-- WRITTEN INSTRUCTION --
Using the material that follows, identify and copy each line with the string "JSON".

>> Begin RECORDS FOR THE TASK

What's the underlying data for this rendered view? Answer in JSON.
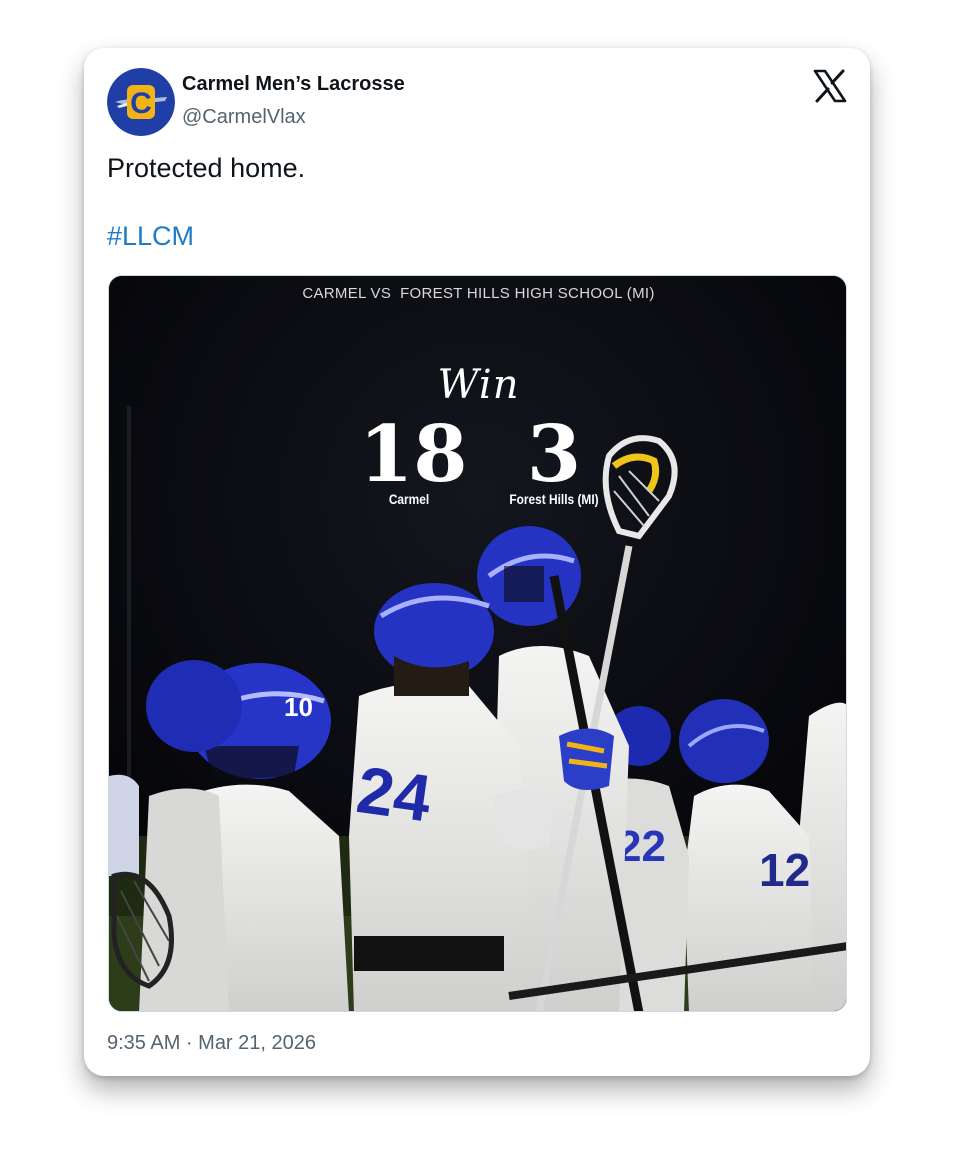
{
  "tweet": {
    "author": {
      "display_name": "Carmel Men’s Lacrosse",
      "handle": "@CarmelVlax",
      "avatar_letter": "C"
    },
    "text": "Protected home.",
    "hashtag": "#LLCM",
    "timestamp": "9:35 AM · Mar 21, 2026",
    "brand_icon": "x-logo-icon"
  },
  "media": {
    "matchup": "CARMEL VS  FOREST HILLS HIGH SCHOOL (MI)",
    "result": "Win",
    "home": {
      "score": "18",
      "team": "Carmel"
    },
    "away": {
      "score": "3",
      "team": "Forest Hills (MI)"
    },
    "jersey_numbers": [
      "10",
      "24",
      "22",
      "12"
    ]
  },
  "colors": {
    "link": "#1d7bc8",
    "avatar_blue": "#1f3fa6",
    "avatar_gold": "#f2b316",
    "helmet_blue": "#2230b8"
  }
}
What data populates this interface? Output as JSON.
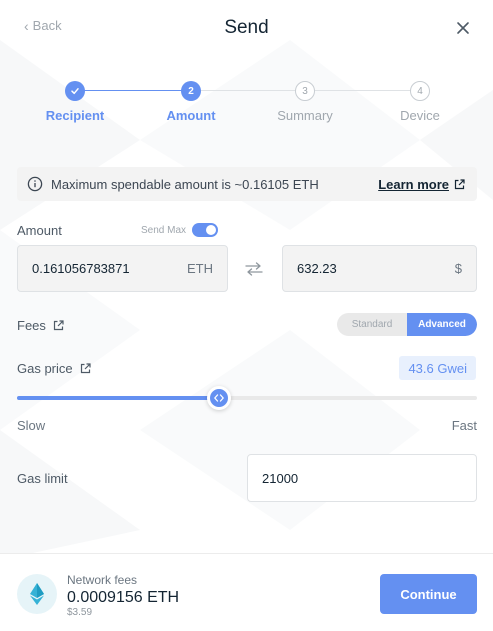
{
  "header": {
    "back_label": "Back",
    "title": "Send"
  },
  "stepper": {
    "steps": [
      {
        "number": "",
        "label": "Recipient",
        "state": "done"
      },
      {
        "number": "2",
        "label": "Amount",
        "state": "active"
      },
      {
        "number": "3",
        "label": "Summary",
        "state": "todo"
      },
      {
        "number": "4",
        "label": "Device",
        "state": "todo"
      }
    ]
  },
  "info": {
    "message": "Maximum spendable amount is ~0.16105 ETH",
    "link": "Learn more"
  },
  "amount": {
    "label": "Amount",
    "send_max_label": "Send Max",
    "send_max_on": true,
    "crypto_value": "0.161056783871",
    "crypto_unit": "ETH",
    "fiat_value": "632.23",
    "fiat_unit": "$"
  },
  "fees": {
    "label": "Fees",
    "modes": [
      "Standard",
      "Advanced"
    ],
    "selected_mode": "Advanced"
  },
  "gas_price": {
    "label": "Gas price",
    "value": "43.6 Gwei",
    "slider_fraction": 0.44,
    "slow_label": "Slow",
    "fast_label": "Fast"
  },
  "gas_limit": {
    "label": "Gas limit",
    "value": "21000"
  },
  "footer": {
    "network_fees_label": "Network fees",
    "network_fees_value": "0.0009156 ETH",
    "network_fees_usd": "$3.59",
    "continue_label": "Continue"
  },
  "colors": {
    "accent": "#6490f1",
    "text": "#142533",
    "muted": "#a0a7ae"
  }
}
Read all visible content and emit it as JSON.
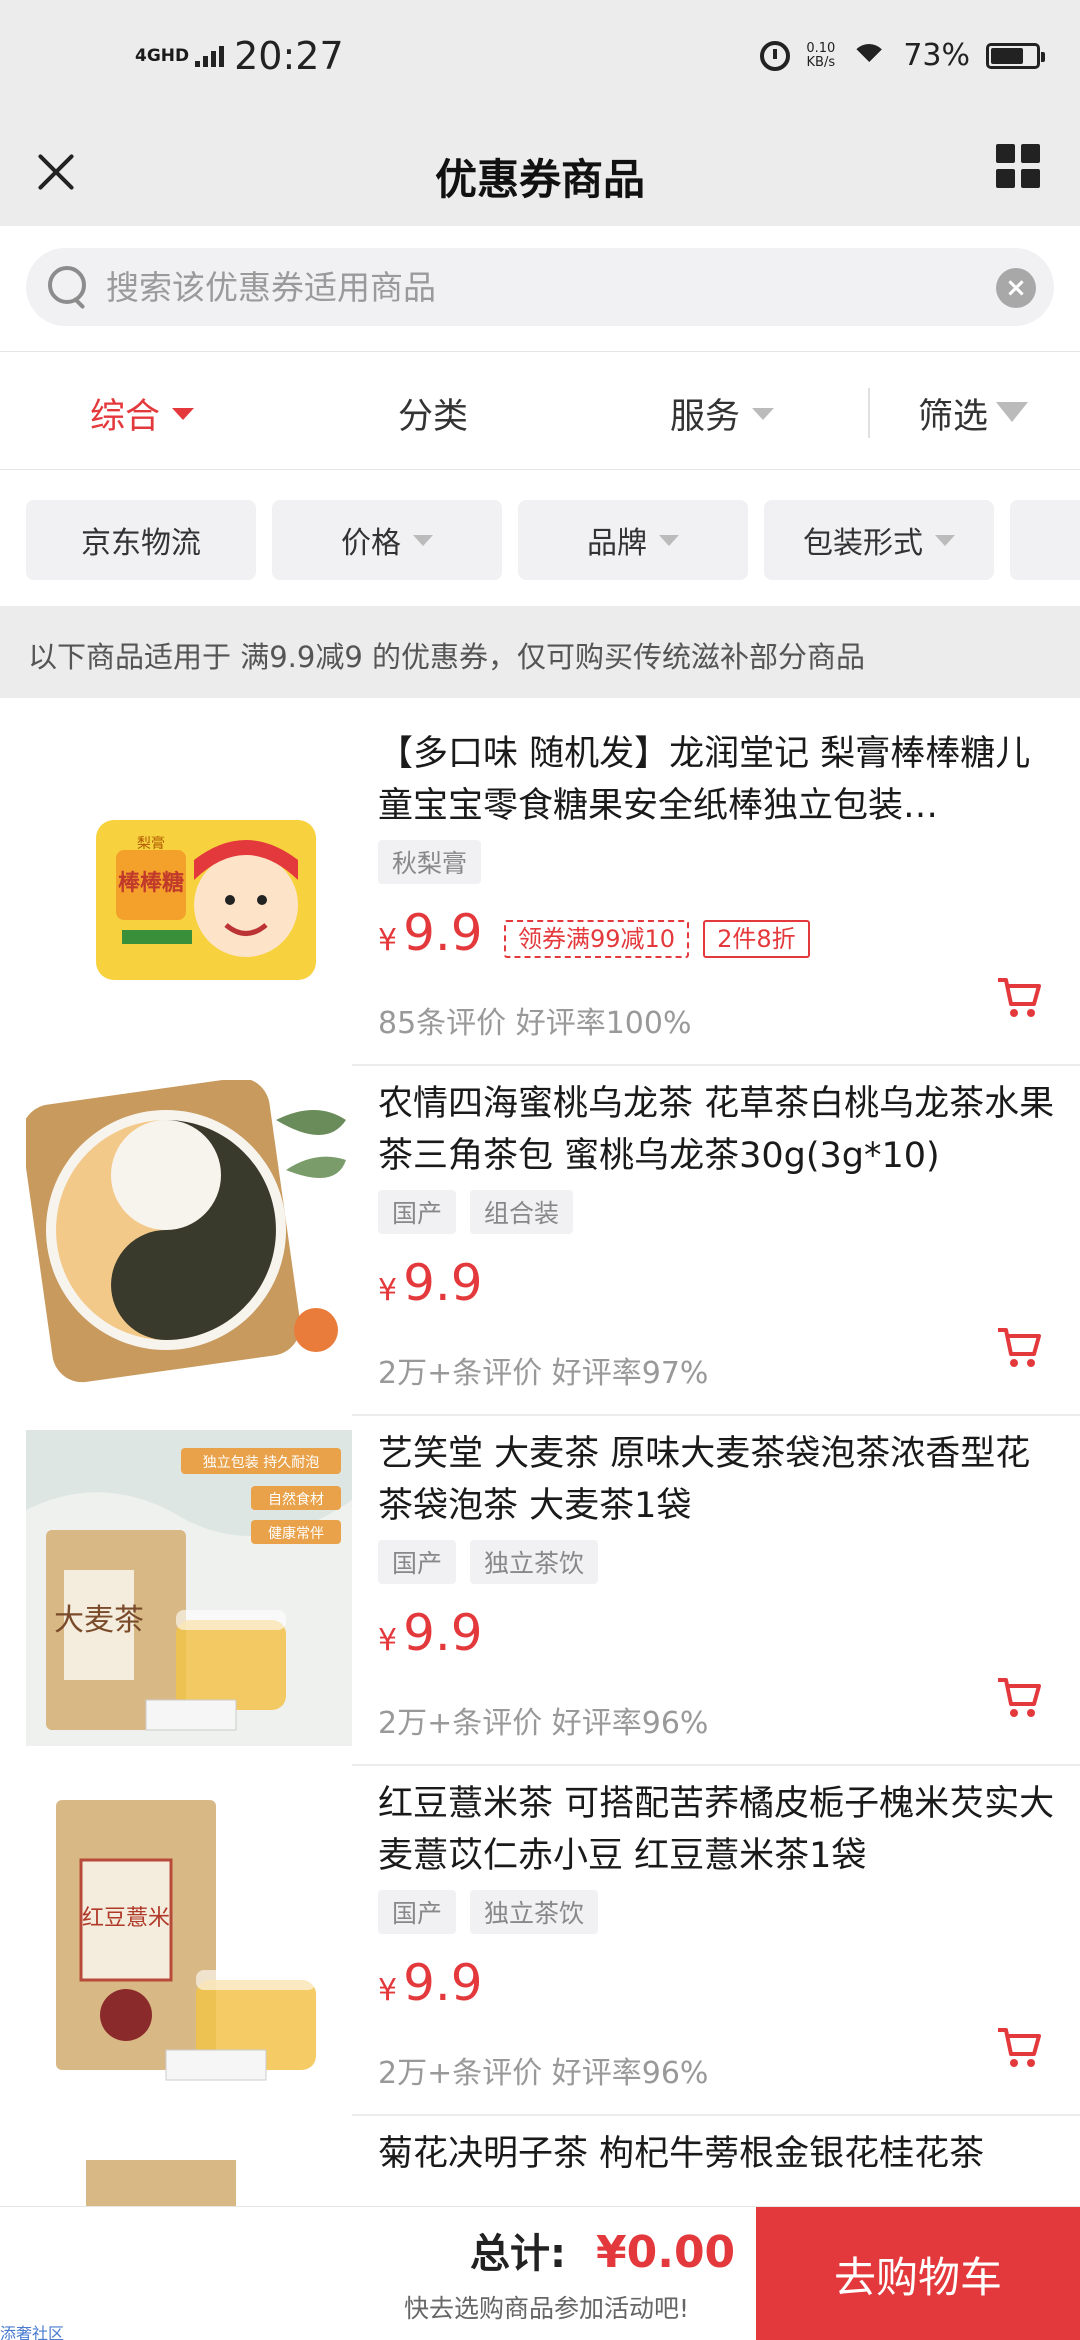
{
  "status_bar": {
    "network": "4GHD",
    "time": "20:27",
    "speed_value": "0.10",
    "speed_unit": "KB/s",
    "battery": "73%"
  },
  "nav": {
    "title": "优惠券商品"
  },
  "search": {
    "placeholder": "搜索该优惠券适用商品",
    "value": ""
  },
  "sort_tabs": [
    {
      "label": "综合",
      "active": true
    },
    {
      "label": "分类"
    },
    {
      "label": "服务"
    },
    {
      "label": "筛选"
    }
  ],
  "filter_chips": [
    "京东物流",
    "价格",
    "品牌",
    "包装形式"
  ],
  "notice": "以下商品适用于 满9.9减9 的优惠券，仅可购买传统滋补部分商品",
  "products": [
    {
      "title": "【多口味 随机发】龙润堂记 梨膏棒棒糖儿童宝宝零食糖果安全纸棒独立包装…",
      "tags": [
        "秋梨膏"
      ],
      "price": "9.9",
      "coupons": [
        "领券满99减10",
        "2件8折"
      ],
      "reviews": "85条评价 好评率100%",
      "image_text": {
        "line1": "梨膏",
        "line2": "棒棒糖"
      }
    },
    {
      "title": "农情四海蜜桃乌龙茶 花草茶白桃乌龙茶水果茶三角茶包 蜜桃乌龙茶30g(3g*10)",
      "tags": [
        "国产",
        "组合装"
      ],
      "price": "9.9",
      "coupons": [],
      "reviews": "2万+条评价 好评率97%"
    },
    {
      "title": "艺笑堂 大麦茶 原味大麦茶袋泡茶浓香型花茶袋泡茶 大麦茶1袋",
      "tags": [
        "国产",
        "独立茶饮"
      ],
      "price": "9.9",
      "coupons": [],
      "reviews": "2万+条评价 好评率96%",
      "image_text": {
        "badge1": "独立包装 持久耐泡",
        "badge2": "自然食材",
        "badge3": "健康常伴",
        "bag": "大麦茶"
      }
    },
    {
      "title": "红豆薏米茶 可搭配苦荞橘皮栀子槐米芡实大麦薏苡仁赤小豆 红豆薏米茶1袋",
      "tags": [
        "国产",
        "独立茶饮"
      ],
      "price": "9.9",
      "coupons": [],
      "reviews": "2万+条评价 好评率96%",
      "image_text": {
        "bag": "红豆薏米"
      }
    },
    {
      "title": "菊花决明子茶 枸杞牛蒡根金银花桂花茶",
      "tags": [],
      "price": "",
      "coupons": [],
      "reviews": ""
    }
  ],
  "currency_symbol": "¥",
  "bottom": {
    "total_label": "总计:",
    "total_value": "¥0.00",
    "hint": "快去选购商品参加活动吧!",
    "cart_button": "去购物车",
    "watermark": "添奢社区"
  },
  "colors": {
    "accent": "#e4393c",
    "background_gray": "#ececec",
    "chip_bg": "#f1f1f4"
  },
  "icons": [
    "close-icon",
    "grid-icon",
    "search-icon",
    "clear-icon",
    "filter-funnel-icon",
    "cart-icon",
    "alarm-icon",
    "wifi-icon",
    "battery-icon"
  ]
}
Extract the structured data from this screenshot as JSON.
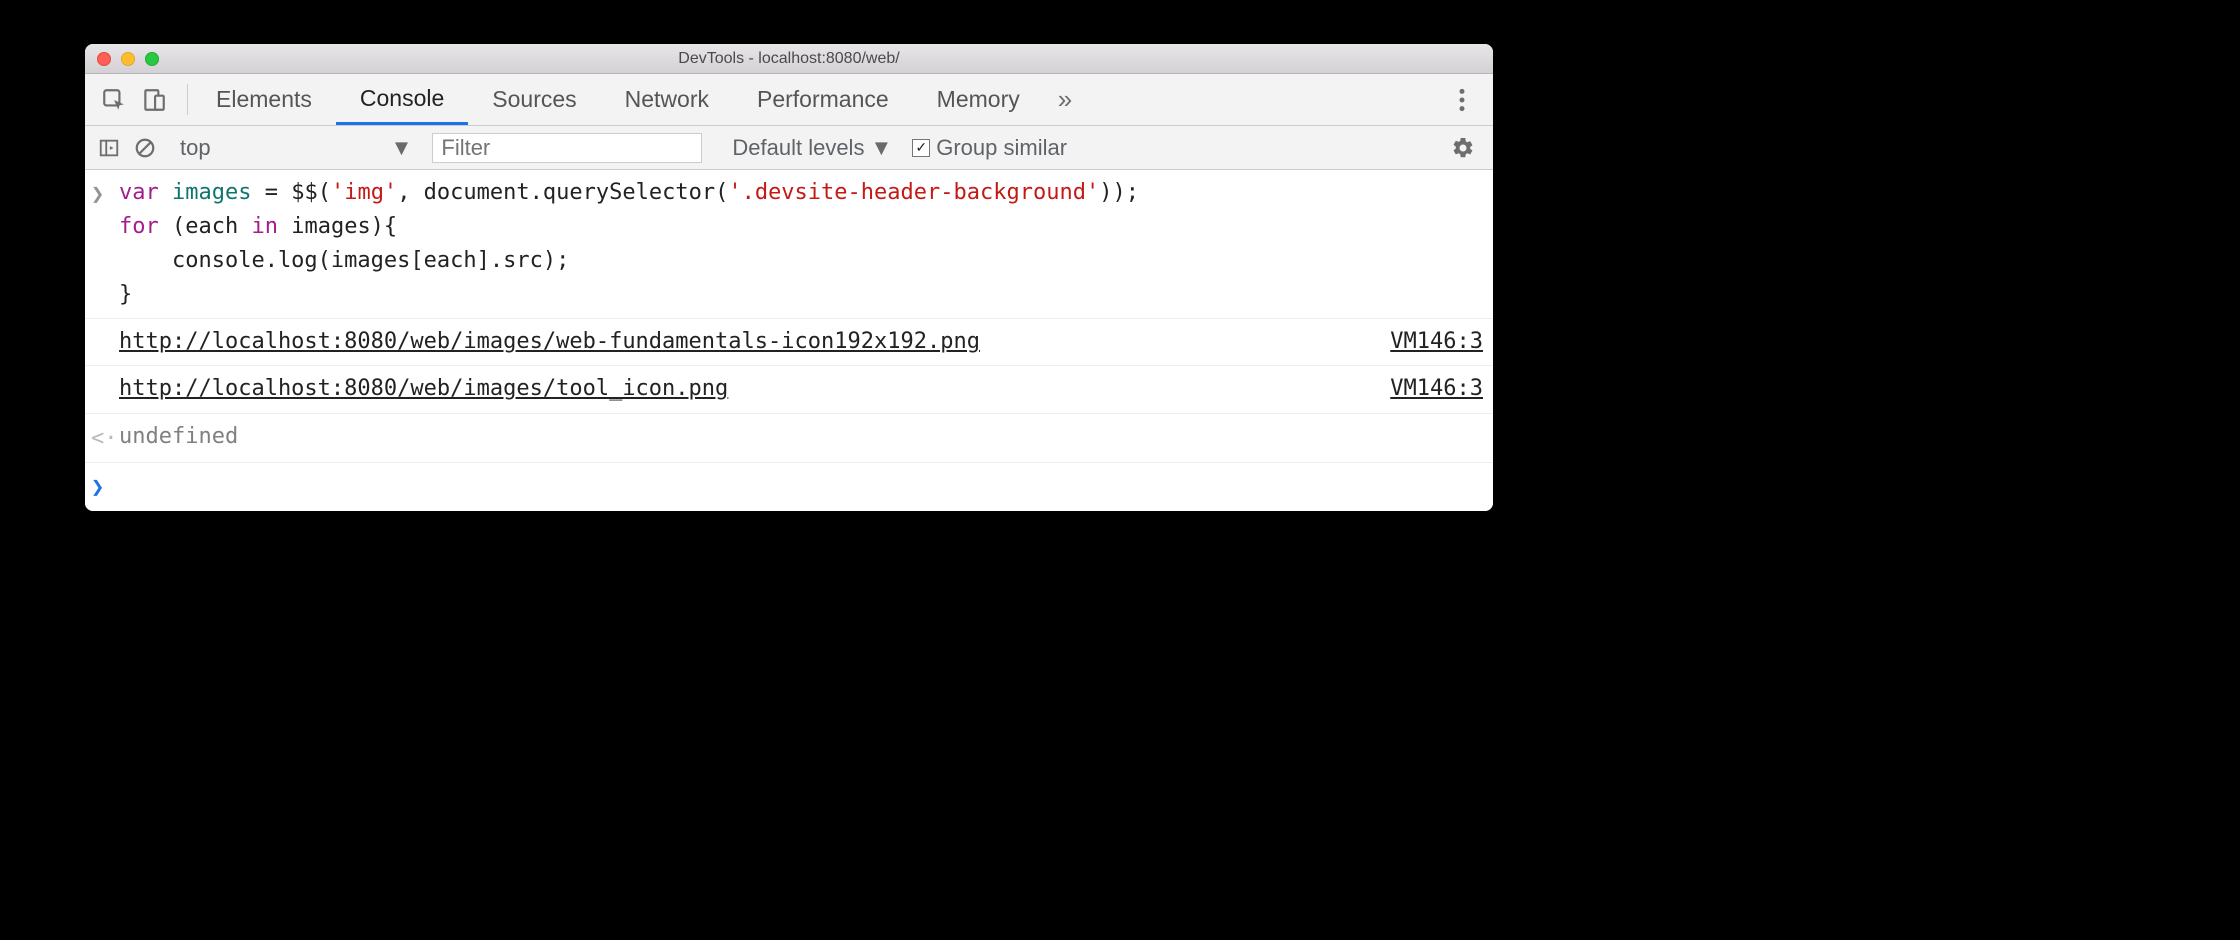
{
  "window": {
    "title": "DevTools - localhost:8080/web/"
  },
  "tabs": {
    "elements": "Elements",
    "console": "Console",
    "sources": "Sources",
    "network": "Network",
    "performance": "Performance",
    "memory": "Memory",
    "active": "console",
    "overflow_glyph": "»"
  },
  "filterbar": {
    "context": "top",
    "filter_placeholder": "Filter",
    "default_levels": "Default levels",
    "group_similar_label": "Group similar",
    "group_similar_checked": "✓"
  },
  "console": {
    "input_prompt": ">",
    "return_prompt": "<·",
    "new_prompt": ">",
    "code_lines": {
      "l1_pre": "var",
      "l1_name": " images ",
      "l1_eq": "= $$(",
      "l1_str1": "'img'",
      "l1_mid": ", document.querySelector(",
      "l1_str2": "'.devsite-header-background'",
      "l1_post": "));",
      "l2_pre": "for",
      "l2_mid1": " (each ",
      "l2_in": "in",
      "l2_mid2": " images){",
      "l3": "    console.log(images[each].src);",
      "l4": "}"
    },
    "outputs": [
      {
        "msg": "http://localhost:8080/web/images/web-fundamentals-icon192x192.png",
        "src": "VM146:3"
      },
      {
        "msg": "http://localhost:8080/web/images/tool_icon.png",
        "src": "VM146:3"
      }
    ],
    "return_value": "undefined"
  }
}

>> End RECORDS FOR THE TASK

-- CORRECT OUTPUT --
What's the underlying data for this rendered view? Answer in JSON.
What data populates this interface? Output as JSON.
Read all visible content and emit it as JSON.
Extract the structured data from this screenshot as JSON.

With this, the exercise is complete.